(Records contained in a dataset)

------

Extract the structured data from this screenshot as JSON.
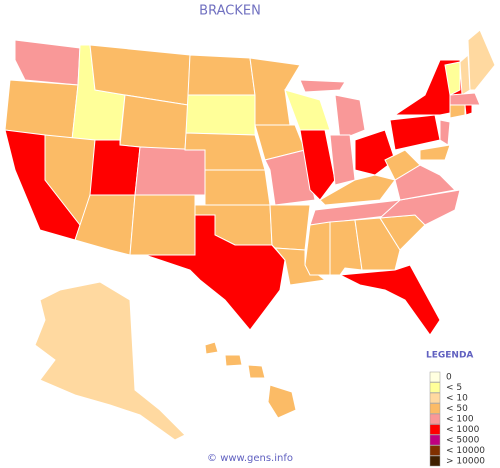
{
  "title": "BRACKEN",
  "legend": {
    "title": "LEGENDA",
    "items": [
      {
        "label": "0",
        "color": "#ffffe0"
      },
      {
        "label": "< 5",
        "color": "#ffff99"
      },
      {
        "label": "< 10",
        "color": "#ffd9a0"
      },
      {
        "label": "< 50",
        "color": "#fbbb66"
      },
      {
        "label": "< 100",
        "color": "#f99898"
      },
      {
        "label": "< 1000",
        "color": "#ff0000"
      },
      {
        "label": "< 5000",
        "color": "#c00080"
      },
      {
        "label": "< 10000",
        "color": "#803000"
      },
      {
        "label": "> 10000",
        "color": "#402000"
      }
    ]
  },
  "footer": "© www.gens.info"
}
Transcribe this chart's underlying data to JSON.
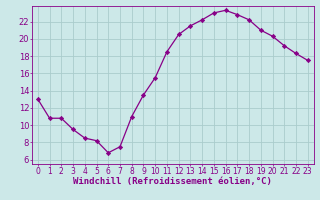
{
  "x": [
    0,
    1,
    2,
    3,
    4,
    5,
    6,
    7,
    8,
    9,
    10,
    11,
    12,
    13,
    14,
    15,
    16,
    17,
    18,
    19,
    20,
    21,
    22,
    23
  ],
  "y": [
    13.0,
    10.8,
    10.8,
    9.5,
    8.5,
    8.2,
    6.8,
    7.5,
    11.0,
    13.5,
    15.5,
    18.5,
    20.5,
    21.5,
    22.2,
    23.0,
    23.3,
    22.8,
    22.2,
    21.0,
    20.3,
    19.2,
    18.3,
    17.5
  ],
  "line_color": "#880088",
  "marker": "D",
  "marker_size": 2.2,
  "bg_color": "#cce8e8",
  "grid_color": "#aacccc",
  "xlabel": "Windchill (Refroidissement éolien,°C)",
  "xlim": [
    -0.5,
    23.5
  ],
  "ylim": [
    5.5,
    23.8
  ],
  "yticks": [
    6,
    8,
    10,
    12,
    14,
    16,
    18,
    20,
    22
  ],
  "xticks": [
    0,
    1,
    2,
    3,
    4,
    5,
    6,
    7,
    8,
    9,
    10,
    11,
    12,
    13,
    14,
    15,
    16,
    17,
    18,
    19,
    20,
    21,
    22,
    23
  ],
  "tick_color": "#880088",
  "label_color": "#880088",
  "font_size_x": 5.5,
  "font_size_y": 6.0,
  "font_size_xlabel": 6.5,
  "linewidth": 0.9
}
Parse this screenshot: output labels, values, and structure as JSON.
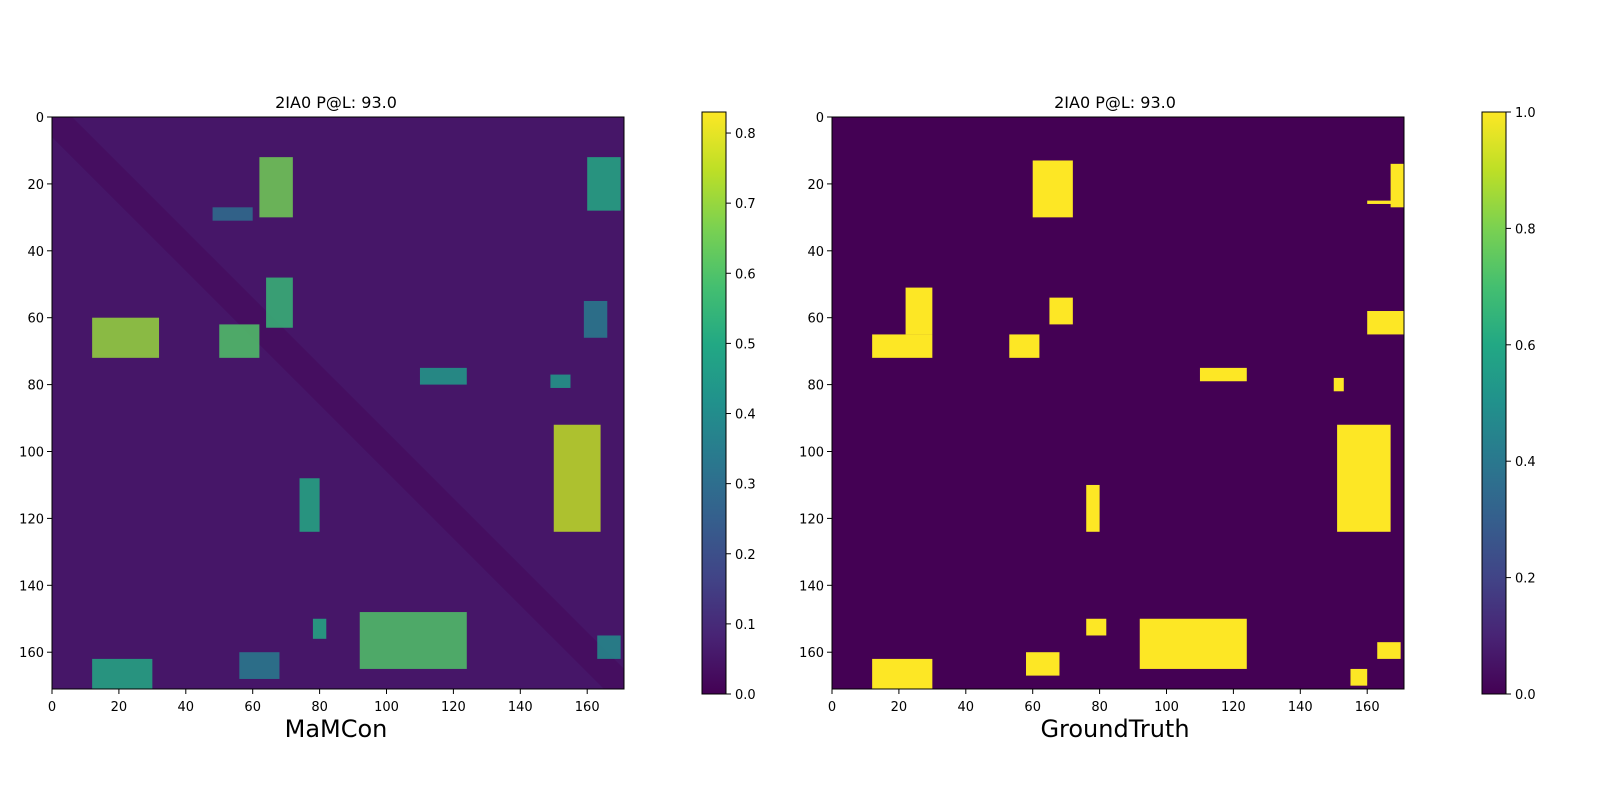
{
  "chart_data": [
    {
      "type": "heatmap",
      "title": "2IA0 P@L: 93.0",
      "xlabel": "MaMCon",
      "ylabel": "",
      "size": 171,
      "xlim": [
        0,
        171
      ],
      "ylim": [
        171,
        0
      ],
      "x_ticks": [
        0,
        20,
        40,
        60,
        80,
        100,
        120,
        140,
        160
      ],
      "y_ticks": [
        0,
        20,
        40,
        60,
        80,
        100,
        120,
        140,
        160
      ],
      "colormap": "viridis",
      "colorbar": {
        "min": 0.0,
        "max": 0.83,
        "ticks": [
          0.0,
          0.1,
          0.2,
          0.3,
          0.4,
          0.5,
          0.6,
          0.7,
          0.8
        ]
      },
      "background_value": 0.05,
      "diagonal_band_value": 0.03,
      "contact_regions": [
        {
          "i": [
            12,
            30
          ],
          "j": [
            62,
            72
          ],
          "value": 0.65
        },
        {
          "i": [
            27,
            31
          ],
          "j": [
            48,
            60
          ],
          "value": 0.3
        },
        {
          "i": [
            48,
            63
          ],
          "j": [
            64,
            72
          ],
          "value": 0.55
        },
        {
          "i": [
            60,
            72
          ],
          "j": [
            12,
            32
          ],
          "value": 0.7
        },
        {
          "i": [
            62,
            72
          ],
          "j": [
            50,
            62
          ],
          "value": 0.6
        },
        {
          "i": [
            75,
            80
          ],
          "j": [
            110,
            124
          ],
          "value": 0.45
        },
        {
          "i": [
            77,
            81
          ],
          "j": [
            149,
            155
          ],
          "value": 0.45
        },
        {
          "i": [
            92,
            124
          ],
          "j": [
            150,
            164
          ],
          "value": 0.75
        },
        {
          "i": [
            108,
            124
          ],
          "j": [
            74,
            80
          ],
          "value": 0.5
        },
        {
          "i": [
            12,
            28
          ],
          "j": [
            160,
            170
          ],
          "value": 0.5
        },
        {
          "i": [
            55,
            66
          ],
          "j": [
            159,
            166
          ],
          "value": 0.35
        },
        {
          "i": [
            148,
            165
          ],
          "j": [
            92,
            124
          ],
          "value": 0.6
        },
        {
          "i": [
            150,
            156
          ],
          "j": [
            78,
            82
          ],
          "value": 0.5
        },
        {
          "i": [
            160,
            168
          ],
          "j": [
            56,
            68
          ],
          "value": 0.35
        },
        {
          "i": [
            162,
            171
          ],
          "j": [
            12,
            30
          ],
          "value": 0.5
        },
        {
          "i": [
            155,
            162
          ],
          "j": [
            163,
            170
          ],
          "value": 0.4
        }
      ]
    },
    {
      "type": "heatmap",
      "title": "2IA0 P@L: 93.0",
      "xlabel": "GroundTruth",
      "ylabel": "",
      "size": 171,
      "xlim": [
        0,
        171
      ],
      "ylim": [
        171,
        0
      ],
      "x_ticks": [
        0,
        20,
        40,
        60,
        80,
        100,
        120,
        140,
        160
      ],
      "y_ticks": [
        0,
        20,
        40,
        60,
        80,
        100,
        120,
        140,
        160
      ],
      "colormap": "viridis",
      "colorbar": {
        "min": 0.0,
        "max": 1.0,
        "ticks": [
          0.0,
          0.2,
          0.4,
          0.6,
          0.8,
          1.0
        ]
      },
      "background_value": 0.0,
      "contact_regions": [
        {
          "i": [
            13,
            30
          ],
          "j": [
            60,
            72
          ],
          "value": 1.0
        },
        {
          "i": [
            14,
            27
          ],
          "j": [
            167,
            171
          ],
          "value": 1.0
        },
        {
          "i": [
            25,
            26
          ],
          "j": [
            160,
            171
          ],
          "value": 1.0
        },
        {
          "i": [
            51,
            65
          ],
          "j": [
            22,
            30
          ],
          "value": 1.0
        },
        {
          "i": [
            54,
            62
          ],
          "j": [
            65,
            72
          ],
          "value": 1.0
        },
        {
          "i": [
            58,
            65
          ],
          "j": [
            160,
            171
          ],
          "value": 1.0
        },
        {
          "i": [
            65,
            72
          ],
          "j": [
            12,
            30
          ],
          "value": 1.0
        },
        {
          "i": [
            65,
            72
          ],
          "j": [
            53,
            62
          ],
          "value": 1.0
        },
        {
          "i": [
            75,
            79
          ],
          "j": [
            110,
            124
          ],
          "value": 1.0
        },
        {
          "i": [
            78,
            82
          ],
          "j": [
            150,
            153
          ],
          "value": 1.0
        },
        {
          "i": [
            92,
            124
          ],
          "j": [
            151,
            167
          ],
          "value": 1.0
        },
        {
          "i": [
            110,
            124
          ],
          "j": [
            76,
            80
          ],
          "value": 1.0
        },
        {
          "i": [
            150,
            155
          ],
          "j": [
            76,
            82
          ],
          "value": 1.0
        },
        {
          "i": [
            150,
            165
          ],
          "j": [
            92,
            124
          ],
          "value": 1.0
        },
        {
          "i": [
            157,
            162
          ],
          "j": [
            163,
            170
          ],
          "value": 1.0
        },
        {
          "i": [
            160,
            167
          ],
          "j": [
            58,
            68
          ],
          "value": 1.0
        },
        {
          "i": [
            162,
            171
          ],
          "j": [
            12,
            30
          ],
          "value": 1.0
        },
        {
          "i": [
            165,
            170
          ],
          "j": [
            155,
            160
          ],
          "value": 1.0
        }
      ]
    }
  ]
}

------

→ Task objective
Reproduce the records verbatim, omitting all images they contain.

→ Task output
Extract the structured data from this screenshot as JSON.
{
  "title": "BRACKEN",
  "legend": {
    "title": "LEGENDA",
    "items": [
      {
        "label": "0",
        "color": "#ffffe0"
      },
      {
        "label": "< 5",
        "color": "#ffff99"
      },
      {
        "label": "< 10",
        "color": "#ffd9a0"
      },
      {
        "label": "< 50",
        "color": "#fbbb66"
      },
      {
        "label": "< 100",
        "color": "#f99898"
      },
      {
        "label": "< 1000",
        "color": "#ff0000"
      },
      {
        "label": "< 5000",
        "color": "#c00080"
      },
      {
        "label": "< 10000",
        "color": "#803000"
      },
      {
        "label": "> 10000",
        "color": "#402000"
      }
    ]
  },
  "footer": "© www.gens.info"
}
Transcribe this chart's underlying data to JSON.
{
  "x": [
    0,
    1,
    2,
    3,
    4,
    5,
    6,
    7,
    8,
    9,
    10,
    11,
    12,
    13,
    14,
    15,
    16,
    17,
    18,
    19,
    20,
    21,
    22,
    23
  ],
  "y": [
    13.0,
    10.8,
    10.8,
    9.5,
    8.5,
    8.2,
    6.8,
    7.5,
    11.0,
    13.5,
    15.5,
    18.5,
    20.5,
    21.5,
    22.2,
    23.0,
    23.3,
    22.8,
    22.2,
    21.0,
    20.3,
    19.2,
    18.3,
    17.5
  ],
  "line_color": "#880088",
  "marker": "D",
  "marker_size": 2.2,
  "bg_color": "#cce8e8",
  "grid_color": "#aacccc",
  "xlabel": "Windchill (Refroidissement éolien,°C)",
  "xlim": [
    -0.5,
    23.5
  ],
  "ylim": [
    5.5,
    23.8
  ],
  "yticks": [
    6,
    8,
    10,
    12,
    14,
    16,
    18,
    20,
    22
  ],
  "xticks": [
    0,
    1,
    2,
    3,
    4,
    5,
    6,
    7,
    8,
    9,
    10,
    11,
    12,
    13,
    14,
    15,
    16,
    17,
    18,
    19,
    20,
    21,
    22,
    23
  ],
  "tick_color": "#880088",
  "label_color": "#880088",
  "font_size_x": 5.5,
  "font_size_y": 6.0,
  "font_size_xlabel": 6.5,
  "linewidth": 0.9
}
Parse this screenshot: output labels, values, and structure as JSON.
{
  "chart_data": [
    {
      "type": "heatmap",
      "title": "2IA0 P@L: 93.0",
      "xlabel": "MaMCon",
      "ylabel": "",
      "size": 171,
      "xlim": [
        0,
        171
      ],
      "ylim": [
        171,
        0
      ],
      "x_ticks": [
        0,
        20,
        40,
        60,
        80,
        100,
        120,
        140,
        160
      ],
      "y_ticks": [
        0,
        20,
        40,
        60,
        80,
        100,
        120,
        140,
        160
      ],
      "colormap": "viridis",
      "colorbar": {
        "min": 0.0,
        "max": 0.83,
        "ticks": [
          0.0,
          0.1,
          0.2,
          0.3,
          0.4,
          0.5,
          0.6,
          0.7,
          0.8
        ]
      },
      "background_value": 0.05,
      "diagonal_band_value": 0.03,
      "contact_regions": [
        {
          "i": [
            12,
            30
          ],
          "j": [
            62,
            72
          ],
          "value": 0.65
        },
        {
          "i": [
            27,
            31
          ],
          "j": [
            48,
            60
          ],
          "value": 0.3
        },
        {
          "i": [
            48,
            63
          ],
          "j": [
            64,
            72
          ],
          "value": 0.55
        },
        {
          "i": [
            60,
            72
          ],
          "j": [
            12,
            32
          ],
          "value": 0.7
        },
        {
          "i": [
            62,
            72
          ],
          "j": [
            50,
            62
          ],
          "value": 0.6
        },
        {
          "i": [
            75,
            80
          ],
          "j": [
            110,
            124
          ],
          "value": 0.45
        },
        {
          "i": [
            77,
            81
          ],
          "j": [
            149,
            155
          ],
          "value": 0.45
        },
        {
          "i": [
            92,
            124
          ],
          "j": [
            150,
            164
          ],
          "value": 0.75
        },
        {
          "i": [
            108,
            124
          ],
          "j": [
            74,
            80
          ],
          "value": 0.5
        },
        {
          "i": [
            12,
            28
          ],
          "j": [
            160,
            170
          ],
          "value": 0.5
        },
        {
          "i": [
            55,
            66
          ],
          "j": [
            159,
            166
          ],
          "value": 0.35
        },
        {
          "i": [
            148,
            165
          ],
          "j": [
            92,
            124
          ],
          "value": 0.6
        },
        {
          "i": [
            150,
            156
          ],
          "j": [
            78,
            82
          ],
          "value": 0.5
        },
        {
          "i": [
            160,
            168
          ],
          "j": [
            56,
            68
          ],
          "value": 0.35
        },
        {
          "i": [
            162,
            171
          ],
          "j": [
            12,
            30
          ],
          "value": 0.5
        },
        {
          "i": [
            155,
            162
          ],
          "j": [
            163,
            170
          ],
          "value": 0.4
        }
      ]
    },
    {
      "type": "heatmap",
      "title": "2IA0 P@L: 93.0",
      "xlabel": "GroundTruth",
      "ylabel": "",
      "size": 171,
      "xlim": [
        0,
        171
      ],
      "ylim": [
        171,
        0
      ],
      "x_ticks": [
        0,
        20,
        40,
        60,
        80,
        100,
        120,
        140,
        160
      ],
      "y_ticks": [
        0,
        20,
        40,
        60,
        80,
        100,
        120,
        140,
        160
      ],
      "colormap": "viridis",
      "colorbar": {
        "min": 0.0,
        "max": 1.0,
        "ticks": [
          0.0,
          0.2,
          0.4,
          0.6,
          0.8,
          1.0
        ]
      },
      "background_value": 0.0,
      "contact_regions": [
        {
          "i": [
            13,
            30
          ],
          "j": [
            60,
            72
          ],
          "value": 1.0
        },
        {
          "i": [
            14,
            27
          ],
          "j": [
            167,
            171
          ],
          "value": 1.0
        },
        {
          "i": [
            25,
            26
          ],
          "j": [
            160,
            171
          ],
          "value": 1.0
        },
        {
          "i": [
            51,
            65
          ],
          "j": [
            22,
            30
          ],
          "value": 1.0
        },
        {
          "i": [
            54,
            62
          ],
          "j": [
            65,
            72
          ],
          "value": 1.0
        },
        {
          "i": [
            58,
            65
          ],
          "j": [
            160,
            171
          ],
          "value": 1.0
        },
        {
          "i": [
            65,
            72
          ],
          "j": [
            12,
            30
          ],
          "value": 1.0
        },
        {
          "i": [
            65,
            72
          ],
          "j": [
            53,
            62
          ],
          "value": 1.0
        },
        {
          "i": [
            75,
            79
          ],
          "j": [
            110,
            124
          ],
          "value": 1.0
        },
        {
          "i": [
            78,
            82
          ],
          "j": [
            150,
            153
          ],
          "value": 1.0
        },
        {
          "i": [
            92,
            124
          ],
          "j": [
            151,
            167
          ],
          "value": 1.0
        },
        {
          "i": [
            110,
            124
          ],
          "j": [
            76,
            80
          ],
          "value": 1.0
        },
        {
          "i": [
            150,
            155
          ],
          "j": [
            76,
            82
          ],
          "value": 1.0
        },
        {
          "i": [
            150,
            165
          ],
          "j": [
            92,
            124
          ],
          "value": 1.0
        },
        {
          "i": [
            157,
            162
          ],
          "j": [
            163,
            170
          ],
          "value": 1.0
        },
        {
          "i": [
            160,
            167
          ],
          "j": [
            58,
            68
          ],
          "value": 1.0
        },
        {
          "i": [
            162,
            171
          ],
          "j": [
            12,
            30
          ],
          "value": 1.0
        },
        {
          "i": [
            165,
            170
          ],
          "j": [
            155,
            160
          ],
          "value": 1.0
        }
      ]
    }
  ]
}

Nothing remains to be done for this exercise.